→ GIVEN INFORMATION:
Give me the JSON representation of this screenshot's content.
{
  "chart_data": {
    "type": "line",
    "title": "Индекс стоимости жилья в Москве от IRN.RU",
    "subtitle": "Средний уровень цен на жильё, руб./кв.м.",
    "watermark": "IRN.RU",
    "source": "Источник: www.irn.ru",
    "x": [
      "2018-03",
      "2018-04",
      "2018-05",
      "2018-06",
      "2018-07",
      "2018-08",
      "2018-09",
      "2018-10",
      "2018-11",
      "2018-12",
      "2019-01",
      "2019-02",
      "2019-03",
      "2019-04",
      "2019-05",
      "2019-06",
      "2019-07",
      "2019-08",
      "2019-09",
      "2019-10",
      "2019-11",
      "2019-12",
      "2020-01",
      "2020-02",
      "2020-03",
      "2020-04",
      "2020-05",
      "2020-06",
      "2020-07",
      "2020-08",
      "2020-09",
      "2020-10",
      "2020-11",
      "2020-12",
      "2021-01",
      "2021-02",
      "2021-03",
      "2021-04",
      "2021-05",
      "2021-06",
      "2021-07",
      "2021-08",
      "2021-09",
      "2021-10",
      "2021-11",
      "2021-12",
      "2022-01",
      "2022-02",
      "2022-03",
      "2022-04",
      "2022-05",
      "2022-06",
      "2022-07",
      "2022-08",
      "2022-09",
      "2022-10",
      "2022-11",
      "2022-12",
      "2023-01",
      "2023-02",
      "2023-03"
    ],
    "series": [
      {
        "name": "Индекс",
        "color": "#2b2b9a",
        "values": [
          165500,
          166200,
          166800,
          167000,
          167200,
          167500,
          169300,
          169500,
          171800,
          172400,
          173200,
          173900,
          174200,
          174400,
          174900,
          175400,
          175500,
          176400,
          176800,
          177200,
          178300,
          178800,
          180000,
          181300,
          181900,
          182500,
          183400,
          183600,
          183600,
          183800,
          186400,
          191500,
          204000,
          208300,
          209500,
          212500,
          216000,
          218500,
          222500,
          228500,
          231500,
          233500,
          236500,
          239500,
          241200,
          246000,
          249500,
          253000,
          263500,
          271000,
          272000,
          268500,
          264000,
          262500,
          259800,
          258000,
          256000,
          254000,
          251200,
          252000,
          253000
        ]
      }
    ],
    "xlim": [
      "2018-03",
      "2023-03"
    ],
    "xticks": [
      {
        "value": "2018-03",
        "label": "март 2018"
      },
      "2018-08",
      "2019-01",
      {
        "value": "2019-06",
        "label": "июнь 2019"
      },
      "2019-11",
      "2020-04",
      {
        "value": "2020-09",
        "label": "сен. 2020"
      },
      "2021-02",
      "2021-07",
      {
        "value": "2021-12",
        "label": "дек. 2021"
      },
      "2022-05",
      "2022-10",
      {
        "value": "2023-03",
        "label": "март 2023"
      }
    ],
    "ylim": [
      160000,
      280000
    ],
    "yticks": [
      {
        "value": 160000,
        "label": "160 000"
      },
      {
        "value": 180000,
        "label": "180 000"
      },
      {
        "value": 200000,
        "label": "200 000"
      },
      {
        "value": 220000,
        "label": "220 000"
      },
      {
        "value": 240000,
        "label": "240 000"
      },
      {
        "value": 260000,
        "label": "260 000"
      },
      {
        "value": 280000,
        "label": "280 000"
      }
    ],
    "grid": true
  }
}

→ GIVEN TASK: Restate each entry exactly, skipping none.

→ THE RESPONSE:
Give me the JSON representation of this screenshot's content.
{
  "chart_data": {
    "type": "line",
    "title": "Индекс стоимости жилья в Москве от IRN.RU",
    "subtitle": "Средний уровень цен на жильё, руб./кв.м.",
    "watermark": "IRN.RU",
    "source": "Источник: www.irn.ru",
    "x": [
      "2018-03",
      "2018-04",
      "2018-05",
      "2018-06",
      "2018-07",
      "2018-08",
      "2018-09",
      "2018-10",
      "2018-11",
      "2018-12",
      "2019-01",
      "2019-02",
      "2019-03",
      "2019-04",
      "2019-05",
      "2019-06",
      "2019-07",
      "2019-08",
      "2019-09",
      "2019-10",
      "2019-11",
      "2019-12",
      "2020-01",
      "2020-02",
      "2020-03",
      "2020-04",
      "2020-05",
      "2020-06",
      "2020-07",
      "2020-08",
      "2020-09",
      "2020-10",
      "2020-11",
      "2020-12",
      "2021-01",
      "2021-02",
      "2021-03",
      "2021-04",
      "2021-05",
      "2021-06",
      "2021-07",
      "2021-08",
      "2021-09",
      "2021-10",
      "2021-11",
      "2021-12",
      "2022-01",
      "2022-02",
      "2022-03",
      "2022-04",
      "2022-05",
      "2022-06",
      "2022-07",
      "2022-08",
      "2022-09",
      "2022-10",
      "2022-11",
      "2022-12",
      "2023-01",
      "2023-02",
      "2023-03"
    ],
    "series": [
      {
        "name": "Индекс",
        "color": "#2b2b9a",
        "values": [
          165500,
          166200,
          166800,
          167000,
          167200,
          167500,
          169300,
          169500,
          171800,
          172400,
          173200,
          173900,
          174200,
          174400,
          174900,
          175400,
          175500,
          176400,
          176800,
          177200,
          178300,
          178800,
          180000,
          181300,
          181900,
          182500,
          183400,
          183600,
          183600,
          183800,
          186400,
          191500,
          204000,
          208300,
          209500,
          212500,
          216000,
          218500,
          222500,
          228500,
          231500,
          233500,
          236500,
          239500,
          241200,
          246000,
          249500,
          253000,
          263500,
          271000,
          272000,
          268500,
          264000,
          262500,
          259800,
          258000,
          256000,
          254000,
          251200,
          252000,
          253000
        ]
      }
    ],
    "xlim": [
      "2018-03",
      "2023-03"
    ],
    "xticks": [
      {
        "value": "2018-03",
        "label": "март 2018"
      },
      "2018-08",
      "2019-01",
      {
        "value": "2019-06",
        "label": "июнь 2019"
      },
      "2019-11",
      "2020-04",
      {
        "value": "2020-09",
        "label": "сен. 2020"
      },
      "2021-02",
      "2021-07",
      {
        "value": "2021-12",
        "label": "дек. 2021"
      },
      "2022-05",
      "2022-10",
      {
        "value": "2023-03",
        "label": "март 2023"
      }
    ],
    "ylim": [
      160000,
      280000
    ],
    "yticks": [
      {
        "value": 160000,
        "label": "160 000"
      },
      {
        "value": 180000,
        "label": "180 000"
      },
      {
        "value": 200000,
        "label": "200 000"
      },
      {
        "value": 220000,
        "label": "220 000"
      },
      {
        "value": 240000,
        "label": "240 000"
      },
      {
        "value": 260000,
        "label": "260 000"
      },
      {
        "value": 280000,
        "label": "280 000"
      }
    ],
    "grid": true
  }
}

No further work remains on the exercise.